Start to finish, print the data below exactly, without the images.

Dataset records
========
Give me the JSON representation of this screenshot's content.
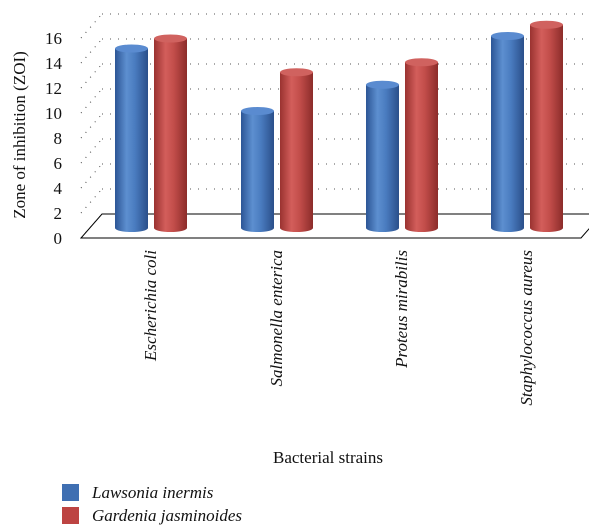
{
  "chart_data": {
    "type": "bar",
    "categories": [
      "Escherichia coli",
      "Salmonella enterica",
      "Proteus mirabilis",
      "Staphylococcus aureus"
    ],
    "series": [
      {
        "name": "Lawsonia inermis",
        "values": [
          14.2,
          9.2,
          11.3,
          15.2
        ],
        "color": "#3f6fb2"
      },
      {
        "name": "Gardenia jasminoides",
        "values": [
          15.0,
          12.3,
          13.1,
          16.1
        ],
        "color": "#bd4442"
      }
    ],
    "title": "",
    "xlabel": "Bacterial strains",
    "ylabel": "Zone of inhibition (ZOI)",
    "ylim": [
      0,
      16
    ],
    "yticks": [
      0,
      2,
      4,
      6,
      8,
      10,
      12,
      14,
      16
    ],
    "grid": "dotted",
    "legend_position": "bottom-left"
  }
}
========
### [Solved problem]
Give me the JSON representation of this screenshot's content.
{
  "chart_data": {
    "type": "bar",
    "categories": [
      "Escherichia coli",
      "Salmonella enterica",
      "Proteus mirabilis",
      "Staphylococcus aureus"
    ],
    "series": [
      {
        "name": "Lawsonia inermis",
        "values": [
          14.2,
          9.2,
          11.3,
          15.2
        ],
        "color": "#3f6fb2"
      },
      {
        "name": "Gardenia jasminoides",
        "values": [
          15.0,
          12.3,
          13.1,
          16.1
        ],
        "color": "#bd4442"
      }
    ],
    "title": "",
    "xlabel": "Bacterial strains",
    "ylabel": "Zone of inhibition (ZOI)",
    "ylim": [
      0,
      16
    ],
    "yticks": [
      0,
      2,
      4,
      6,
      8,
      10,
      12,
      14,
      16
    ],
    "grid": "dotted",
    "legend_position": "bottom-left"
  }
}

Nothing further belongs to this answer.